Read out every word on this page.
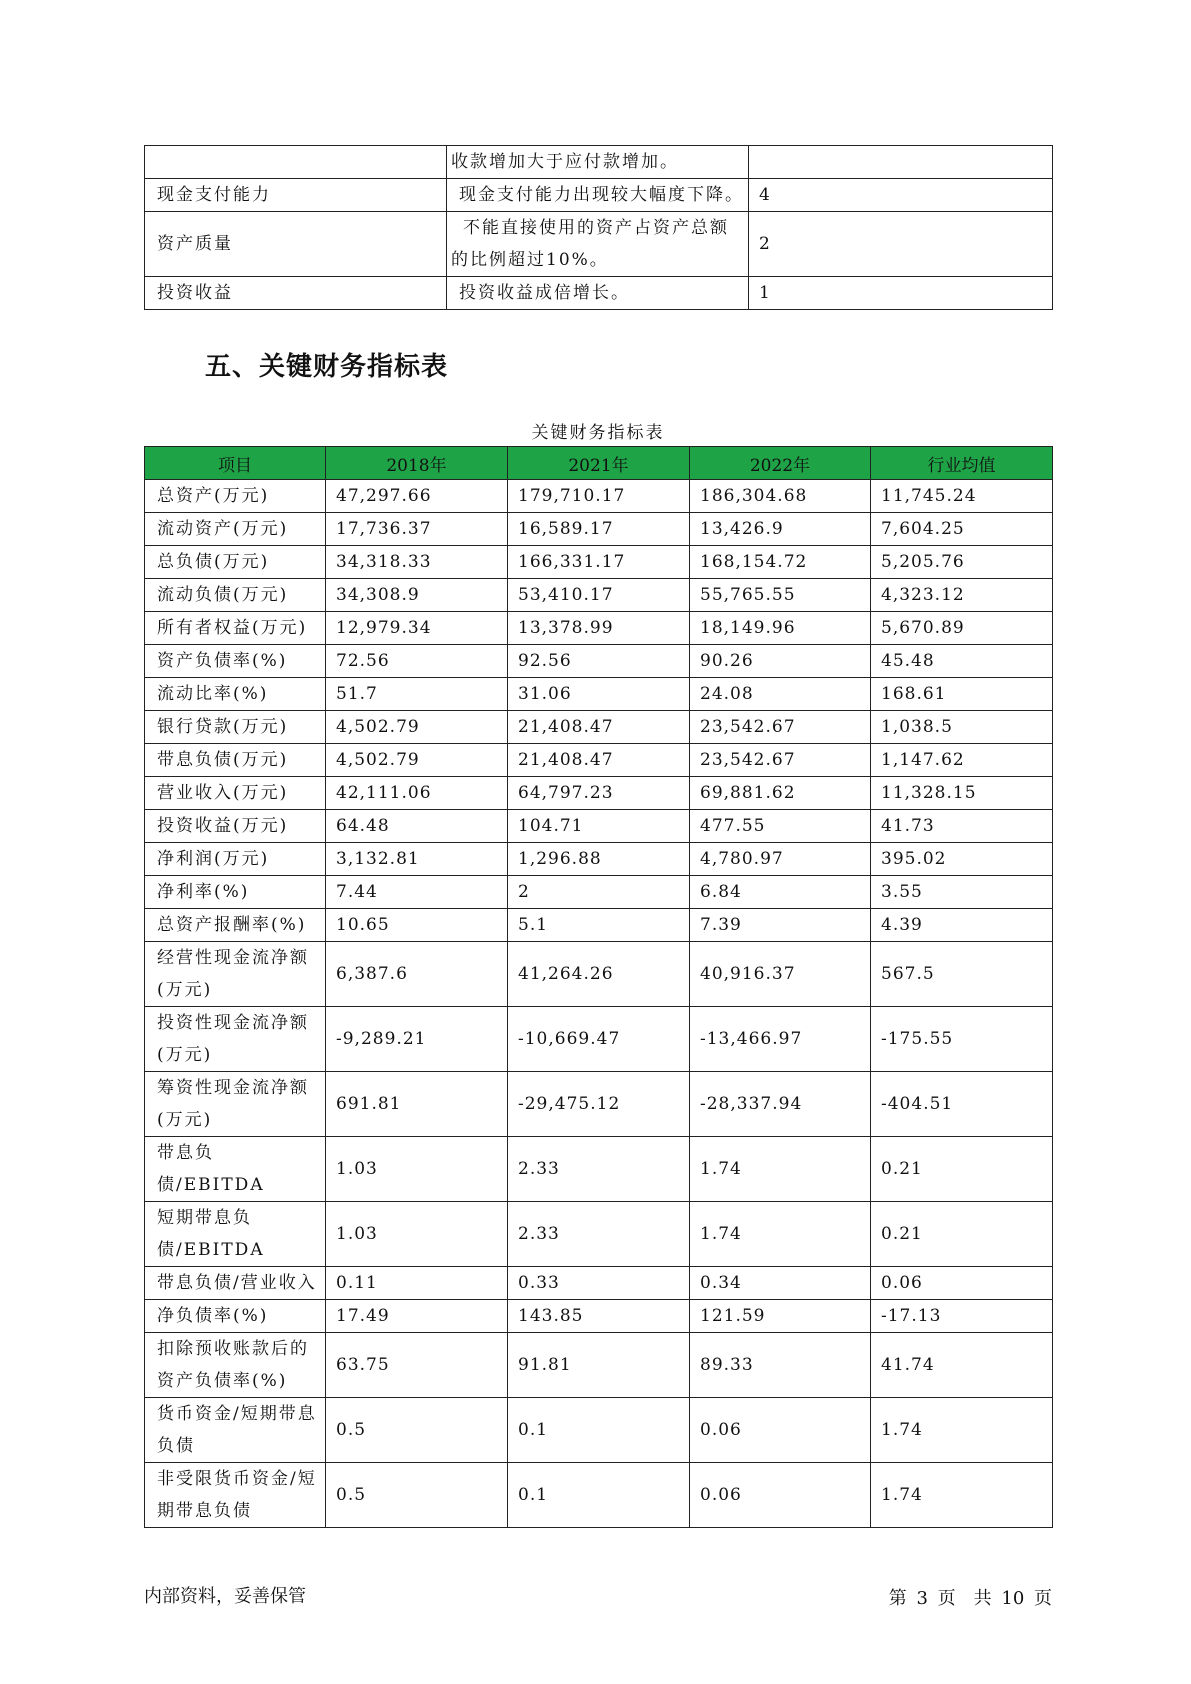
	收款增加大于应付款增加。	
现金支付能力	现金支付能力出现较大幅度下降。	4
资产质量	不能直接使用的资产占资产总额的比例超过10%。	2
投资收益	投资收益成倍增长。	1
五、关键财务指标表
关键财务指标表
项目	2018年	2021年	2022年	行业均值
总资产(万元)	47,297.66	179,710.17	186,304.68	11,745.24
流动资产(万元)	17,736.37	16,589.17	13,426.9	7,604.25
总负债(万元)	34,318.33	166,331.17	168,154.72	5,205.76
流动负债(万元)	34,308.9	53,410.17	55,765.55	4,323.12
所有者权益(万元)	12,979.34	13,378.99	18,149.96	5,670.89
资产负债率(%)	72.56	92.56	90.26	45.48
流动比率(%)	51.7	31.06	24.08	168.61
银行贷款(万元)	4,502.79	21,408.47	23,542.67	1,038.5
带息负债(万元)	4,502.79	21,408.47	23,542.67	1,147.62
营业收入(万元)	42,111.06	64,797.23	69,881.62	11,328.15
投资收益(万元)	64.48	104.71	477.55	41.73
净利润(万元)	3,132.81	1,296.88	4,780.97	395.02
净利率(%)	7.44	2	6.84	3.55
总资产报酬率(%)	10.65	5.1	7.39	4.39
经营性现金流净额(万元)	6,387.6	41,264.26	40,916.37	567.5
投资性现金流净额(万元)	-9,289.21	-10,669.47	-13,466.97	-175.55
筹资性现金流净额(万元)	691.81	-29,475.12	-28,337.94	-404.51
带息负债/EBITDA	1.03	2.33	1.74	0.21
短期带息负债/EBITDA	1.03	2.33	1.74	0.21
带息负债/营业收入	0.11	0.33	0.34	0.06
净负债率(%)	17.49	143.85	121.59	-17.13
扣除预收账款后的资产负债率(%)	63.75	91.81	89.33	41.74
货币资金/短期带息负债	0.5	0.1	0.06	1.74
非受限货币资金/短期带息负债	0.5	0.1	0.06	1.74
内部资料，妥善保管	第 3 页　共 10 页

· · ·

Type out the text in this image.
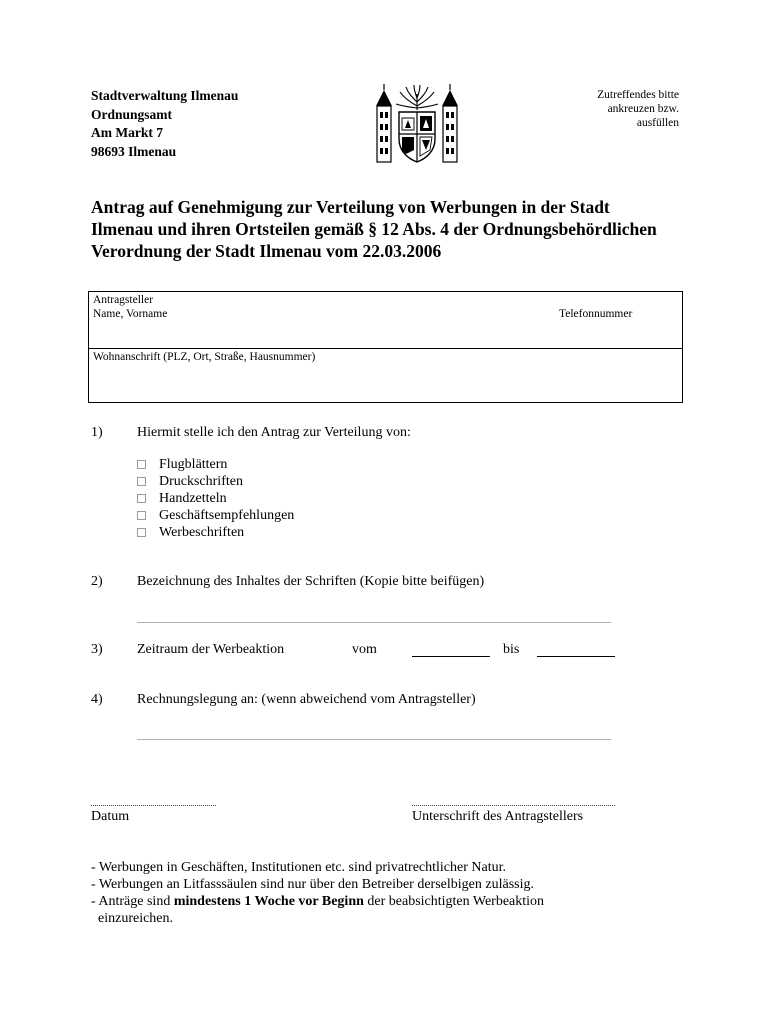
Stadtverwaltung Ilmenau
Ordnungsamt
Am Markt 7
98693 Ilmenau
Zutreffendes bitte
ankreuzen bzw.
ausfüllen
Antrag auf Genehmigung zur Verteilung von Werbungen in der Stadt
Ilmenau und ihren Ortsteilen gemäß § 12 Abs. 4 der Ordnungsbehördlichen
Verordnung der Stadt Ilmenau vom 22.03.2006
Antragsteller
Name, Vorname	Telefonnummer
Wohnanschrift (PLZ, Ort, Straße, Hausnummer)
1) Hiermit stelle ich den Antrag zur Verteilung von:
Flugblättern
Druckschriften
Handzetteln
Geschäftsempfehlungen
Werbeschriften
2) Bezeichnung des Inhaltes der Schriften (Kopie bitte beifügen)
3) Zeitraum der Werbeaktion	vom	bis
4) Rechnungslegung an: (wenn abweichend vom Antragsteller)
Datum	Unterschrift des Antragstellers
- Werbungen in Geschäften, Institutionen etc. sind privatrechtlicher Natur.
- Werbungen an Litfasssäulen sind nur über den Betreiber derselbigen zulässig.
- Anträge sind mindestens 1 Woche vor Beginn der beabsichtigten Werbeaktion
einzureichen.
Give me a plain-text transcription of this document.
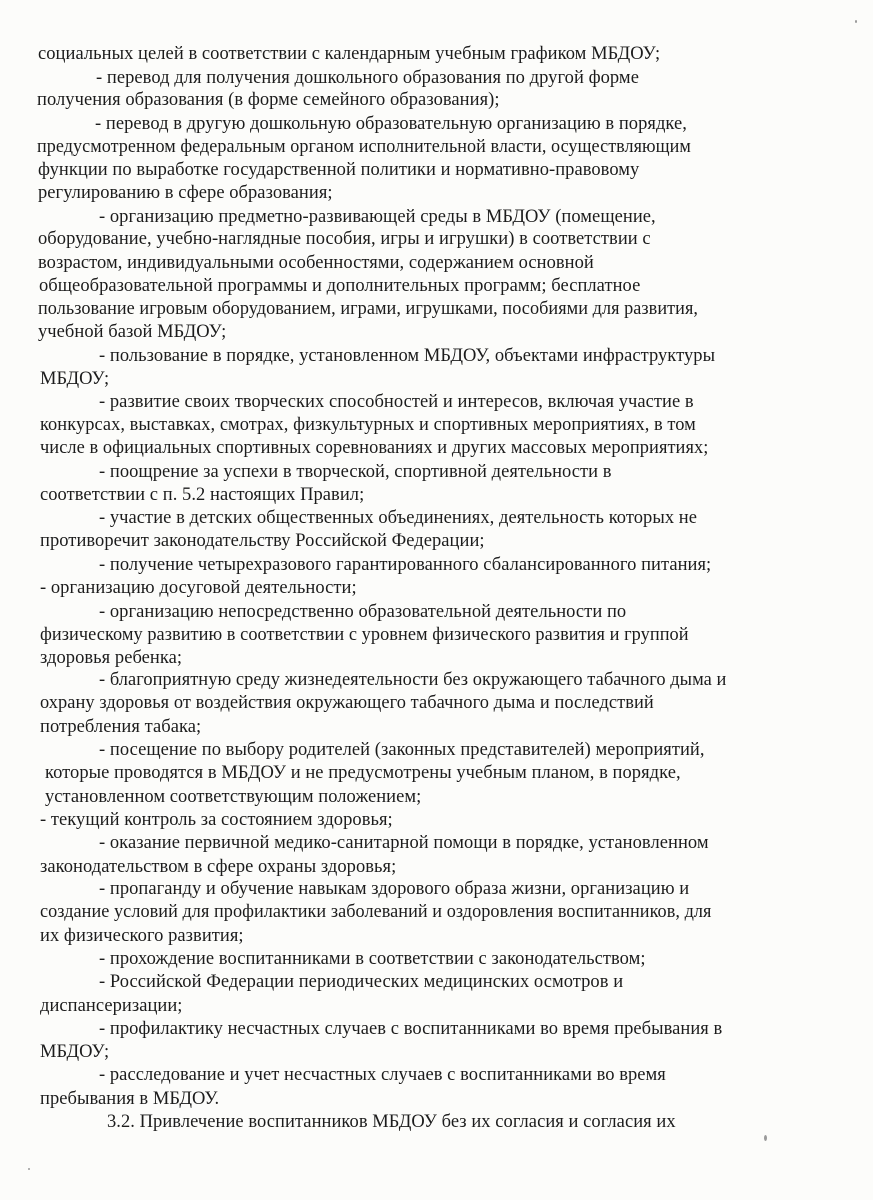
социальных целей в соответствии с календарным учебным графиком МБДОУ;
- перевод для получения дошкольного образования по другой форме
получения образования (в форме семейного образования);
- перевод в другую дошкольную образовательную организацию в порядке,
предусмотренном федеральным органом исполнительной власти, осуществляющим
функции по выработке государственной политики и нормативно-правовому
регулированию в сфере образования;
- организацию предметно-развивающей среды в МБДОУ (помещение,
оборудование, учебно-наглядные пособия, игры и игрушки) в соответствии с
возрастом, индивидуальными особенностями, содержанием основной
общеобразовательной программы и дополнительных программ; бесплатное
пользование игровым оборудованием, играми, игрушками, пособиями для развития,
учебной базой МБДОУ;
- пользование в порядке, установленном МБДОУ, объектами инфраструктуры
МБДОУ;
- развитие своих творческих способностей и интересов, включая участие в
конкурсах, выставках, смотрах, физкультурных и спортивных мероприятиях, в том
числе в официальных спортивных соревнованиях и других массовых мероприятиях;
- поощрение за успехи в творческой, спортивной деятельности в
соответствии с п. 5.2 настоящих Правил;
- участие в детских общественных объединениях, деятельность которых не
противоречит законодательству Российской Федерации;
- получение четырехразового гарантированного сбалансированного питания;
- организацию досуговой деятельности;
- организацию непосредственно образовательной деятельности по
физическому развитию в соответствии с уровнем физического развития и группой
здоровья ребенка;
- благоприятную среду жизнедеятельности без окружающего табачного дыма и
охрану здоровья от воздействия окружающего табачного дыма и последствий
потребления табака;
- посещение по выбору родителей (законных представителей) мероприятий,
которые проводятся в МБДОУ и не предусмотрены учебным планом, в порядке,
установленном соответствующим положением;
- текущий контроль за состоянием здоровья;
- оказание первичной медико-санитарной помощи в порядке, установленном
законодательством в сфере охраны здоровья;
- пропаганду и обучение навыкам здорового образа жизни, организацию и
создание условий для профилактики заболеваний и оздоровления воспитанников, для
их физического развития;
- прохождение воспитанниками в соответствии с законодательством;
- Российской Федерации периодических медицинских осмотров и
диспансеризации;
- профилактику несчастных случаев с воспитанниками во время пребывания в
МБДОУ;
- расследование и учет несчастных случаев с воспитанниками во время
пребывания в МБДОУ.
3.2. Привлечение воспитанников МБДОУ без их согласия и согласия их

· · ·

→ **EXERCISE REQUIREMENTS**
Find all lines holding the string "несчастных" and copy them.

→ **RESULT FOR THIS EXERCISE**
- профилактику несчастных случаев с воспитанниками во время пребывания в
- расследование и учет несчастных случаев с воспитанниками во время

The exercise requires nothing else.